## Start RECORDS PROVIDED

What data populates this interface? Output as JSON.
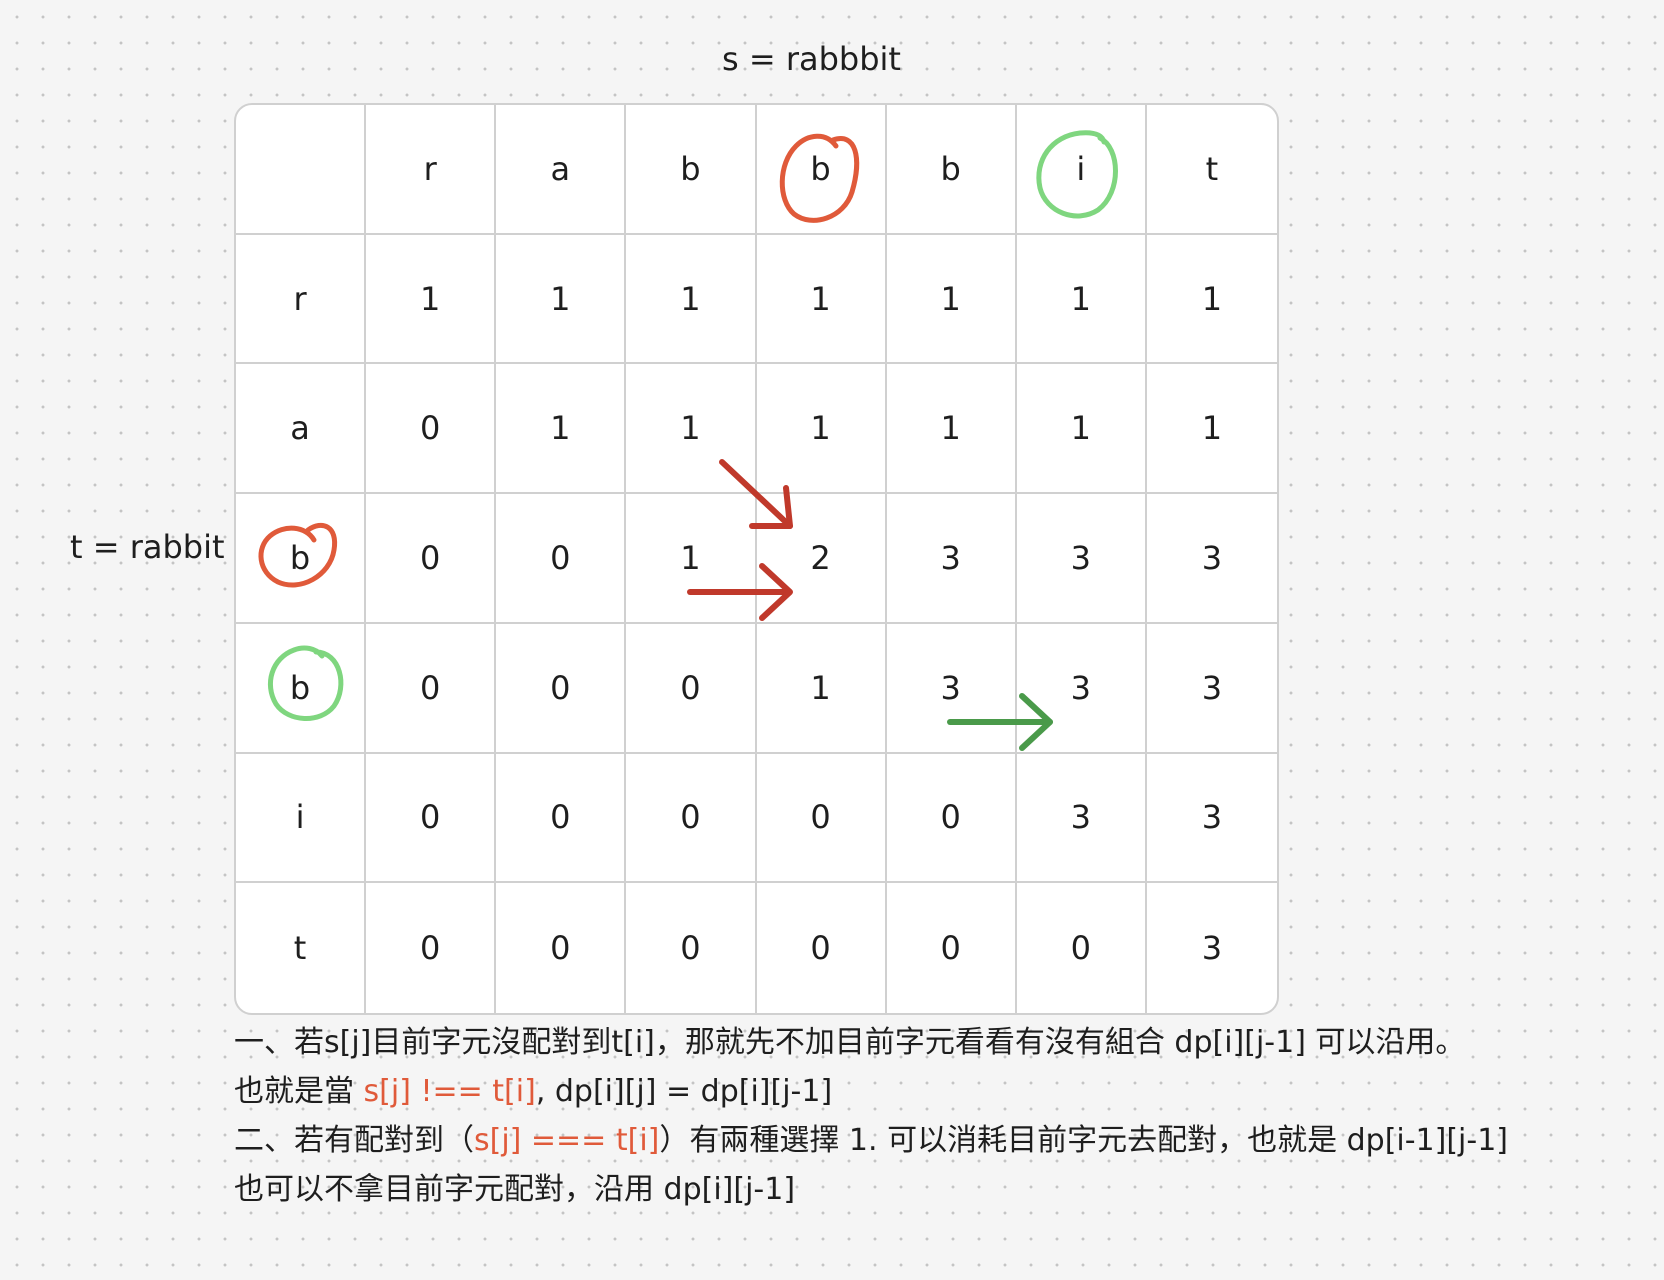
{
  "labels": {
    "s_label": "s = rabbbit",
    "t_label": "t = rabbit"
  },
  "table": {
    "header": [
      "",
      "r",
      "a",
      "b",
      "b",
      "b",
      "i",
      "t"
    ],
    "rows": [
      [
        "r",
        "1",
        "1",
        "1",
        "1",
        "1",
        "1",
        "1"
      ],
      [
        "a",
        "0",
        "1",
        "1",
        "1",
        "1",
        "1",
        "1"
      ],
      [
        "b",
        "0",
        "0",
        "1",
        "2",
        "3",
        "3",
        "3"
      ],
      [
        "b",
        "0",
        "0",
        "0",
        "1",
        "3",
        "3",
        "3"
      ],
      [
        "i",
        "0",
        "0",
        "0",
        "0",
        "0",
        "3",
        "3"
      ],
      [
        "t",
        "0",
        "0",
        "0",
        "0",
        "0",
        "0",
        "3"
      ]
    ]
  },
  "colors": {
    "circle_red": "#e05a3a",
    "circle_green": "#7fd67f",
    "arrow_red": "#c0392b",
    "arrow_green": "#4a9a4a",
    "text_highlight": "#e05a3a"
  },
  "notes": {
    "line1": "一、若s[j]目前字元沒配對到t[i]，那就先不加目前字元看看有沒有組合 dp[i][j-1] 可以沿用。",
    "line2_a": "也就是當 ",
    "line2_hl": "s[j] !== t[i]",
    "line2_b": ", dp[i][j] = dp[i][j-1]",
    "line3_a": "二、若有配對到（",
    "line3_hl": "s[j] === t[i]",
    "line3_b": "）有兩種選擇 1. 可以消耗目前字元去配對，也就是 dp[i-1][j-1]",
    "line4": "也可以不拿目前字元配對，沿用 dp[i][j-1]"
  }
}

## End RECORDS PROVIDED
## Start RECORDS PROVIDED

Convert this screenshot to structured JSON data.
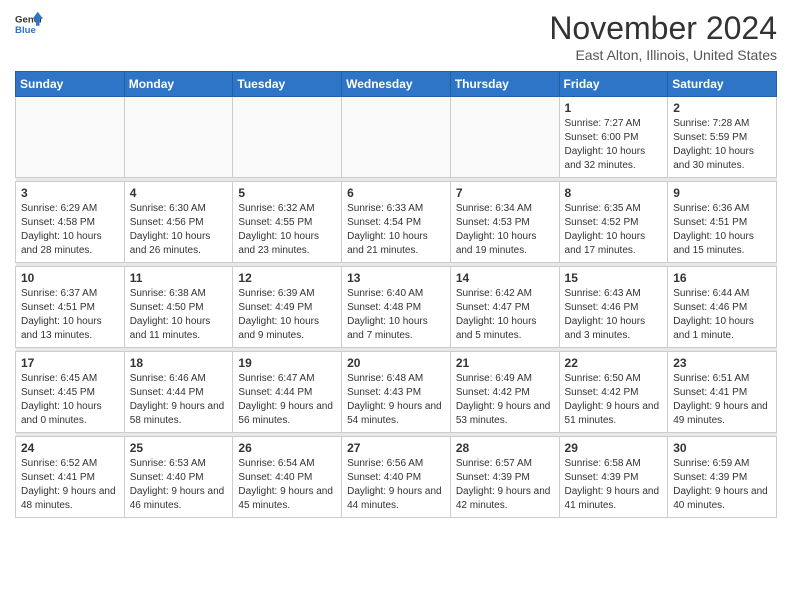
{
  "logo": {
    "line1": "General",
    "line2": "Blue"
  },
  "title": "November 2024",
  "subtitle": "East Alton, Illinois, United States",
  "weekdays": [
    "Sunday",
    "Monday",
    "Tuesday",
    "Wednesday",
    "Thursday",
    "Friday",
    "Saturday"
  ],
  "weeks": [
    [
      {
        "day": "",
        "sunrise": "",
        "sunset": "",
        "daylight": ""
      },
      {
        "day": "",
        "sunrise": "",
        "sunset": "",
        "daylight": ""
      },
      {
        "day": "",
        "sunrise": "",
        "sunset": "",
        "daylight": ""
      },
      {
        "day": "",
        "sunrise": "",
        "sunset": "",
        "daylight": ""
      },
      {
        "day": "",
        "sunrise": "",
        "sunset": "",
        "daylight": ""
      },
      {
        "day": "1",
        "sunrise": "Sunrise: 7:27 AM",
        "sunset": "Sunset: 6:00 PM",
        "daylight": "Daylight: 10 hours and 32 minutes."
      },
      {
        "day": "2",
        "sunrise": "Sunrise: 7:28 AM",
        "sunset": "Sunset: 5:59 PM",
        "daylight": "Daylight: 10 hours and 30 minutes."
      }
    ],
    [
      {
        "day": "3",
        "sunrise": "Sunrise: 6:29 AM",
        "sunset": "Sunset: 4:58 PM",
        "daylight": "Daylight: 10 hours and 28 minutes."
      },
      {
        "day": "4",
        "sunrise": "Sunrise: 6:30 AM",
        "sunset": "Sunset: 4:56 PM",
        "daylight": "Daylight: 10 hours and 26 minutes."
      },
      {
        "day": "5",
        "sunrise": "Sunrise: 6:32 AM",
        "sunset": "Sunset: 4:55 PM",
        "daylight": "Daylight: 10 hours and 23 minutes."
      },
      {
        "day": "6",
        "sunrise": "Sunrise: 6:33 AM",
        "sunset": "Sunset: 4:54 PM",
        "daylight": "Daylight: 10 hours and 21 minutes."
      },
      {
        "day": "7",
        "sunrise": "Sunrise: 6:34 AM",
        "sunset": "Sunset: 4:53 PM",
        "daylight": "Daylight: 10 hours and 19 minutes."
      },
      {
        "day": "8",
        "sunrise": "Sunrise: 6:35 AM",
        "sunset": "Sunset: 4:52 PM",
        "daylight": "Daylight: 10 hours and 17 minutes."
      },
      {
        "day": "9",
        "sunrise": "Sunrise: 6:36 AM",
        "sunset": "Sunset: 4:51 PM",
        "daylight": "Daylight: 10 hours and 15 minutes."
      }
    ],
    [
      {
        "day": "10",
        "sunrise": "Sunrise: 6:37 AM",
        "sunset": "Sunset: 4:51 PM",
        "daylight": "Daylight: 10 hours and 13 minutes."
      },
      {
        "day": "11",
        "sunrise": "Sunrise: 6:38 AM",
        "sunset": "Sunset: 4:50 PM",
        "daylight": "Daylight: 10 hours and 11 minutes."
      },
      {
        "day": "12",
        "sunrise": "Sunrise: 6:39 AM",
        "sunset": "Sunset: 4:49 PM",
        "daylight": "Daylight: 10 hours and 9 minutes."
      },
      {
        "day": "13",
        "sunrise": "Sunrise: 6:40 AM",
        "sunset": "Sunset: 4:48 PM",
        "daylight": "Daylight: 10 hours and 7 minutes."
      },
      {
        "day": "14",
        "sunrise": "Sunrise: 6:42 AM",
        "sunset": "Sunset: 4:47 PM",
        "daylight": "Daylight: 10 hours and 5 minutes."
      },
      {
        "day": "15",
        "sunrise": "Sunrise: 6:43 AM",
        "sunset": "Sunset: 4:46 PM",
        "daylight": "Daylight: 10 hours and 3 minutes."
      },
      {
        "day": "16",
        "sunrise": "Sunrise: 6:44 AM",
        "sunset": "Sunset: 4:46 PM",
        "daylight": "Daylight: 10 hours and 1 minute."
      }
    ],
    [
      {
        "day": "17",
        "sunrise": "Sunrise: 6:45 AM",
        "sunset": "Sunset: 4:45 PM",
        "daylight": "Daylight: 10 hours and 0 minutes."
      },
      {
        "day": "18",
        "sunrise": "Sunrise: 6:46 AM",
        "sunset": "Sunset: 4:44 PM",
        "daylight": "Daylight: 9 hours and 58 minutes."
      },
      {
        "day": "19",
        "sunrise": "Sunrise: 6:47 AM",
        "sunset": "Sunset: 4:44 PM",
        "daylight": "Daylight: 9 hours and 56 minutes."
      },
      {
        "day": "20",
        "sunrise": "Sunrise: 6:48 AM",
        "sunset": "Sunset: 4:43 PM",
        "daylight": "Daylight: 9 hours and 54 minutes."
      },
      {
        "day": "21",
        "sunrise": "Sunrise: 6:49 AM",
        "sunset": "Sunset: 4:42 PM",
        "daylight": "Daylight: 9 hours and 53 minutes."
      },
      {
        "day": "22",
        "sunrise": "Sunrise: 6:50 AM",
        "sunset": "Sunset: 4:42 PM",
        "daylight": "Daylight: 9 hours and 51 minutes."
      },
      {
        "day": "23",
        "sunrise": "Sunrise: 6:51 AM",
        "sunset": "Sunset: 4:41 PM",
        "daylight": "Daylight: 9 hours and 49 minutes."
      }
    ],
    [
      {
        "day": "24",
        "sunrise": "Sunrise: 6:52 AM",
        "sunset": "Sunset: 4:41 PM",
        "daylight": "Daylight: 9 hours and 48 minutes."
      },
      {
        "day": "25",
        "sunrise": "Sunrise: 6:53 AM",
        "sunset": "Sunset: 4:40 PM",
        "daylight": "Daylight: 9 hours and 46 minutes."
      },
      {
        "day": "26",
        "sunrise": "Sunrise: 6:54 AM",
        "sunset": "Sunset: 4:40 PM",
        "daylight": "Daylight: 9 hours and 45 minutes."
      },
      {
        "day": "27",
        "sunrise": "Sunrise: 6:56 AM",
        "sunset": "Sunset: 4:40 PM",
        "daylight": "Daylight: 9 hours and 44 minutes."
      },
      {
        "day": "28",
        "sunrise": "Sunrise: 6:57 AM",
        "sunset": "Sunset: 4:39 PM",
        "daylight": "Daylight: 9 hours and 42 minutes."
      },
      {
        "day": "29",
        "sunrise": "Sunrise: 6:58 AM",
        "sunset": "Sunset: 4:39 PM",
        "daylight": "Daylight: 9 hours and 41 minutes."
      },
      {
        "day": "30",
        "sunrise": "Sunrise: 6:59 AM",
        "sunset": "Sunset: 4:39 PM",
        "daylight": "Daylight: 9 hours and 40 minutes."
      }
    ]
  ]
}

## End RECORDS PROVIDED

Count each line where the string "data" occurs, and write only the number.

2